(Data excerpts)

★ ★ ★ ★

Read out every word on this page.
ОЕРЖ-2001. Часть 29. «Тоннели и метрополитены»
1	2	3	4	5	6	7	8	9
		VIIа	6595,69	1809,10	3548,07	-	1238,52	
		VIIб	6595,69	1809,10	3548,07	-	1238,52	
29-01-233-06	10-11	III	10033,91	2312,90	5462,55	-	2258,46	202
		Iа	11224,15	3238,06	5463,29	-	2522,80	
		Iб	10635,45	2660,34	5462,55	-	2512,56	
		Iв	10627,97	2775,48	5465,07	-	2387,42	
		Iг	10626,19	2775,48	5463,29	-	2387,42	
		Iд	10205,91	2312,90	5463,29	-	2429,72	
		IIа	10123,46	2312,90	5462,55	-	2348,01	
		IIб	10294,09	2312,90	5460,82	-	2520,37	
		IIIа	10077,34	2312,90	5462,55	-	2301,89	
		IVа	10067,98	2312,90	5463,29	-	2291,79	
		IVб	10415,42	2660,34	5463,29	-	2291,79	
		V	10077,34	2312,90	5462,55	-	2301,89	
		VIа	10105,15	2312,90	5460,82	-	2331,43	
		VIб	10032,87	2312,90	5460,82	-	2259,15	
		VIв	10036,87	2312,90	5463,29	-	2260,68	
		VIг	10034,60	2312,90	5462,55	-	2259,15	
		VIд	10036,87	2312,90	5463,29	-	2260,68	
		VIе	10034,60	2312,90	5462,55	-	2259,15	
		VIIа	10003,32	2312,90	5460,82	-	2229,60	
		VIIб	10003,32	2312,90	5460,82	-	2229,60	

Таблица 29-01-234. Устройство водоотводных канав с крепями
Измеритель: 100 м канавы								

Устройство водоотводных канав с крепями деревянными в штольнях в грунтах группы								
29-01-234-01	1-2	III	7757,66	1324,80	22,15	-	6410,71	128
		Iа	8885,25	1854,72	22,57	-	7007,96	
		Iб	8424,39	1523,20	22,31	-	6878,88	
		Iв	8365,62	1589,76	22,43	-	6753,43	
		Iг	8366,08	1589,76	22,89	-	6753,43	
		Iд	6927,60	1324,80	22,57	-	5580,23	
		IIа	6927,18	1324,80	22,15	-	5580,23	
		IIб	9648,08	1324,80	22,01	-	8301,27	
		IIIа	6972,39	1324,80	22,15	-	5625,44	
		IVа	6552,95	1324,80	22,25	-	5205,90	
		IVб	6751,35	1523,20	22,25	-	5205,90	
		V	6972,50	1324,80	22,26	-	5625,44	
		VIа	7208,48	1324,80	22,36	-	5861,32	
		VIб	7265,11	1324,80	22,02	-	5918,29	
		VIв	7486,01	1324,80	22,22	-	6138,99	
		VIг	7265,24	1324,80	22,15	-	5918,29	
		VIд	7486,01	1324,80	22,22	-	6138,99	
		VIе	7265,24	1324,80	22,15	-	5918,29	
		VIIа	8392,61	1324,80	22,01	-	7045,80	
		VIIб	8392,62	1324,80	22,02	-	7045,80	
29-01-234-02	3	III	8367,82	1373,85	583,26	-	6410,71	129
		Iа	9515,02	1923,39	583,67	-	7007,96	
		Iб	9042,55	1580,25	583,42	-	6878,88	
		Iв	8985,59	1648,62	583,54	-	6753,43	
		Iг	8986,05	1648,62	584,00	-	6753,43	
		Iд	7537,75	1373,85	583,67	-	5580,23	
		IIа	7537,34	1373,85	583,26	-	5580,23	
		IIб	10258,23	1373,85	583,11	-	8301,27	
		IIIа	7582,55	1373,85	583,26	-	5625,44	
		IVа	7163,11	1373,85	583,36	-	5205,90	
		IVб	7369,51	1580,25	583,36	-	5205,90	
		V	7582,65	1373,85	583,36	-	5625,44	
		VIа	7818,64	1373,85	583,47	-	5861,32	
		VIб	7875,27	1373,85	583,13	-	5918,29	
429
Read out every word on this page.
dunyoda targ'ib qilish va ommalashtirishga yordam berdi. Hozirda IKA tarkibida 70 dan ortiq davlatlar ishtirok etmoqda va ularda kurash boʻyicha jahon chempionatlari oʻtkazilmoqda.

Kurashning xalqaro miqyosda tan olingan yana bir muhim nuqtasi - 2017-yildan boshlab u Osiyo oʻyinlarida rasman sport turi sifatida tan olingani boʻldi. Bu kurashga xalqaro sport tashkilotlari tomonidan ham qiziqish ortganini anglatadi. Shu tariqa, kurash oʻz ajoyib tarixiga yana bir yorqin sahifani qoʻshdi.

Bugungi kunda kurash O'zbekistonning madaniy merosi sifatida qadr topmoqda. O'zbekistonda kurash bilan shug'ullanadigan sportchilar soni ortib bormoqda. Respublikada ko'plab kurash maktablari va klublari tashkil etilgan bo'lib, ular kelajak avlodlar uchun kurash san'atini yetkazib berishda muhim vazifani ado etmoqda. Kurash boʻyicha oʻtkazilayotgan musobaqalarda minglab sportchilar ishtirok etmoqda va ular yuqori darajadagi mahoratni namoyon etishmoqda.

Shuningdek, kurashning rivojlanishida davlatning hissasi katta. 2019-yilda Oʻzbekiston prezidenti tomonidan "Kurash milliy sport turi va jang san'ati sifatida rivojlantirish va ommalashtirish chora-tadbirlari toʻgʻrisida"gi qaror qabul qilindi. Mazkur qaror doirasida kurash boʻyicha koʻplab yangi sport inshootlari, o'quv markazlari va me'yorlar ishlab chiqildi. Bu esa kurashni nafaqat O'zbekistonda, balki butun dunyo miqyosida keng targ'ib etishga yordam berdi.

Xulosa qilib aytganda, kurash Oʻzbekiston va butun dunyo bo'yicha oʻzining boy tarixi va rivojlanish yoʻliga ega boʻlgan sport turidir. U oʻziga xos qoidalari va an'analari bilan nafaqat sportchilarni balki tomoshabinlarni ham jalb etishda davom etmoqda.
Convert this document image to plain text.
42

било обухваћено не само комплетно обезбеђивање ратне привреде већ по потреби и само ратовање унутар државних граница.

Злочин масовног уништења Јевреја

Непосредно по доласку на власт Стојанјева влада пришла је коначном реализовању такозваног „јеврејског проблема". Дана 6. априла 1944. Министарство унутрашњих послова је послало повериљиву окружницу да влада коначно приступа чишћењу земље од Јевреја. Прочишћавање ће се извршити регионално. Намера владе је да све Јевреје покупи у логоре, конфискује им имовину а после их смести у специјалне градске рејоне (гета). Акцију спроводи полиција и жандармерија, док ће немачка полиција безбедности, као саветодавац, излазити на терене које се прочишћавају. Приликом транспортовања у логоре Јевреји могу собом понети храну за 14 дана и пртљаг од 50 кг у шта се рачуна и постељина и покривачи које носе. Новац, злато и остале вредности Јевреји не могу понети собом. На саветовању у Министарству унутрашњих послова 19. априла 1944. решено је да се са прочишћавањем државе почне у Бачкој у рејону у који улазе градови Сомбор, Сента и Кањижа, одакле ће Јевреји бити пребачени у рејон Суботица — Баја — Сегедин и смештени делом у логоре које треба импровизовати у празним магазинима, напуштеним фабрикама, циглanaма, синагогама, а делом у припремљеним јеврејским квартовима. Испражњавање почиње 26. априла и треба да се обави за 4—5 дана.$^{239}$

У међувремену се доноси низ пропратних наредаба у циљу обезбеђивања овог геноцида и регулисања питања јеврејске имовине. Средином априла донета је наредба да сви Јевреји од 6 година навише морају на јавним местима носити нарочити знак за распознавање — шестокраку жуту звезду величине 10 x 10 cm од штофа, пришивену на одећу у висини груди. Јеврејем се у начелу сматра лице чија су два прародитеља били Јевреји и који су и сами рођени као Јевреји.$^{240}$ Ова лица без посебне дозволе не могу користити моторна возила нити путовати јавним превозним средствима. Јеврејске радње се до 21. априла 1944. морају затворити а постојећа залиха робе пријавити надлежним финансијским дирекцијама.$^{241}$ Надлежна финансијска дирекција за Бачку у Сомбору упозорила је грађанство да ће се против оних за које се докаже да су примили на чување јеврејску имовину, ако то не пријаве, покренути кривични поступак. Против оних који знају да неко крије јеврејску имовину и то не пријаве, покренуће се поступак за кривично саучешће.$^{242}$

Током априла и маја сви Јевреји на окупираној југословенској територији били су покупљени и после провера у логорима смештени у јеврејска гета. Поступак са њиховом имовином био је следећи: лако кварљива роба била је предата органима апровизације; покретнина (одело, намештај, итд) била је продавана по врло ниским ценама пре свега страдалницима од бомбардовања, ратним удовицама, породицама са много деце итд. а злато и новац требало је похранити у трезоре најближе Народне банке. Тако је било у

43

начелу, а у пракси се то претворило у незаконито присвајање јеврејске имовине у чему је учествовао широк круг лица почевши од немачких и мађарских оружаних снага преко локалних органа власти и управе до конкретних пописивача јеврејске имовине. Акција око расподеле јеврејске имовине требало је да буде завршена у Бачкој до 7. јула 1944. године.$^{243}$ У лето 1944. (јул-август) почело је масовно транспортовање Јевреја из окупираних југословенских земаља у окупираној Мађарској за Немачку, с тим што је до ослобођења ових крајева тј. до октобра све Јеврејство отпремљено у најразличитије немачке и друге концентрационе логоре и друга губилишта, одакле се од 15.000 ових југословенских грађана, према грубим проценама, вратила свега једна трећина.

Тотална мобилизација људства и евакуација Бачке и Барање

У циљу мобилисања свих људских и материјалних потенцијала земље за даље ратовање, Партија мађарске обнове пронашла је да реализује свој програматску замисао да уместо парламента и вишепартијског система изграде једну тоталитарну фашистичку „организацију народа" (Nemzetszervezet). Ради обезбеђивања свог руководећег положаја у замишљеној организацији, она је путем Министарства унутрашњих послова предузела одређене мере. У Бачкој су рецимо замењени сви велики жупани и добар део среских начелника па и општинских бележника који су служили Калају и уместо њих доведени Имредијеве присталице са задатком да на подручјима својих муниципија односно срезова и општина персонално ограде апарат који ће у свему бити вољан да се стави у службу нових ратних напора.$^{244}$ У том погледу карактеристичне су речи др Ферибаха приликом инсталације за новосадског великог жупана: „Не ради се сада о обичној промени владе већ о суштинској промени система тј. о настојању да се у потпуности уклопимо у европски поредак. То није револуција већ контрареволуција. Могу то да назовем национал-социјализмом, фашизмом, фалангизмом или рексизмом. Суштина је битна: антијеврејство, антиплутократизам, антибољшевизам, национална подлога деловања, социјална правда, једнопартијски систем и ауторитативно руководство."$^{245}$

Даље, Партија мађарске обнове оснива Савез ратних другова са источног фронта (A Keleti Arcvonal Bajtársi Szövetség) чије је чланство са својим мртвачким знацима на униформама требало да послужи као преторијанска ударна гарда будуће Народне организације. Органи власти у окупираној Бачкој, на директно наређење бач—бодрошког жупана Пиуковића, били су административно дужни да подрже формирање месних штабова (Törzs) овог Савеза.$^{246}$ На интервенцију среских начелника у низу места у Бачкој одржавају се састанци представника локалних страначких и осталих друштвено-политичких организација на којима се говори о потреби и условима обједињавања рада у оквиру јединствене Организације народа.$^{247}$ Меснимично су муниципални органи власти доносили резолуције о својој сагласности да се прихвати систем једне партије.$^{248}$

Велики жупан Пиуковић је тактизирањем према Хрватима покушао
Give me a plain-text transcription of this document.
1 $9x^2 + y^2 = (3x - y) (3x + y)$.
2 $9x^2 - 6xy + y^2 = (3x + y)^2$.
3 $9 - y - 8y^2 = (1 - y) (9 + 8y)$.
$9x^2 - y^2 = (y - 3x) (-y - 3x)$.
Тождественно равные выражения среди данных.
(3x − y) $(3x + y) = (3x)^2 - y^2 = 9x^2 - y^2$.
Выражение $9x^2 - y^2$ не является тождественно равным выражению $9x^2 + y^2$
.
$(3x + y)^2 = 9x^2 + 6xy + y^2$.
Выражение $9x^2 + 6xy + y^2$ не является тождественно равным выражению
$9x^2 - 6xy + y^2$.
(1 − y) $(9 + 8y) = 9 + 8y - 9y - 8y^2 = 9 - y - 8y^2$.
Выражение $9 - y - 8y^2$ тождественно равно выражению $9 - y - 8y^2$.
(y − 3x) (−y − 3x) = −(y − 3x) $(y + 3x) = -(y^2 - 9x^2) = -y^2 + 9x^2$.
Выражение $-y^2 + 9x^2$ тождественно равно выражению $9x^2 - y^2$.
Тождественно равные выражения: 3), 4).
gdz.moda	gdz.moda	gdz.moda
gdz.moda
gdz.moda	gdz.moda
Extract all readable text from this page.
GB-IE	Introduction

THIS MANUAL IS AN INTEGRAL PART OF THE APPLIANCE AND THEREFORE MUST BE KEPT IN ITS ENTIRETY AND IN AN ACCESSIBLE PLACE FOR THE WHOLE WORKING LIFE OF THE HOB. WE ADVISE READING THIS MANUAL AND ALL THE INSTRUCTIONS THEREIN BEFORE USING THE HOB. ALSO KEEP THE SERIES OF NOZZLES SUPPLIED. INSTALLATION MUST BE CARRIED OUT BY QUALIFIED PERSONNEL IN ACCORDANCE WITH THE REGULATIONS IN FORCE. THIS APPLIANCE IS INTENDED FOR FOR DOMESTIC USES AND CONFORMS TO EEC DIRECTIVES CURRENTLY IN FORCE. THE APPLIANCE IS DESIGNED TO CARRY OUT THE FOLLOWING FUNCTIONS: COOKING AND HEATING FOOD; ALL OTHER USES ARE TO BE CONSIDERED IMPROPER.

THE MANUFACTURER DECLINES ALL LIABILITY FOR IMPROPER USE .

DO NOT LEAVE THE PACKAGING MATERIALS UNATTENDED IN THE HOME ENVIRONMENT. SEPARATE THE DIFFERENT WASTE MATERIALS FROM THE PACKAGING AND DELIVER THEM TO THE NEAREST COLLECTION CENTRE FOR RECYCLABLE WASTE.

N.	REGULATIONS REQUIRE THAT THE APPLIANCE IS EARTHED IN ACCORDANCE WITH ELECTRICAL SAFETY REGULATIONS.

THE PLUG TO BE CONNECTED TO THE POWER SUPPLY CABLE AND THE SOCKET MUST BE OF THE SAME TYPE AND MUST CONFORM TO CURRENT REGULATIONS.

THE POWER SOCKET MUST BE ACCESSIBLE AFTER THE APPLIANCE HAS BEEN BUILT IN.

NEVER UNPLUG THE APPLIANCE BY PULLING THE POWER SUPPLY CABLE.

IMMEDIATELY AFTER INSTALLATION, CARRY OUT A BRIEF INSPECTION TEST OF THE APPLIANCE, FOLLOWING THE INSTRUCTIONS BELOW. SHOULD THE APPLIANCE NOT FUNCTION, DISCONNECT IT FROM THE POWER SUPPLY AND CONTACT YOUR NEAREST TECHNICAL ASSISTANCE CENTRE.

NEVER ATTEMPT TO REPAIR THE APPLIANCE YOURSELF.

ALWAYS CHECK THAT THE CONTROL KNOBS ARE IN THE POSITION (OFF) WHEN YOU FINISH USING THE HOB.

★ ★ ★ ★

▶ What to do
Check every line of the data above for the string "NEVER", and copy those that have it.

▶ Exercise response
NEVER UNPLUG THE APPLIANCE BY PULLING THE POWER SUPPLY CABLE.
NEVER ATTEMPT TO REPAIR THE APPLIANCE YOURSELF.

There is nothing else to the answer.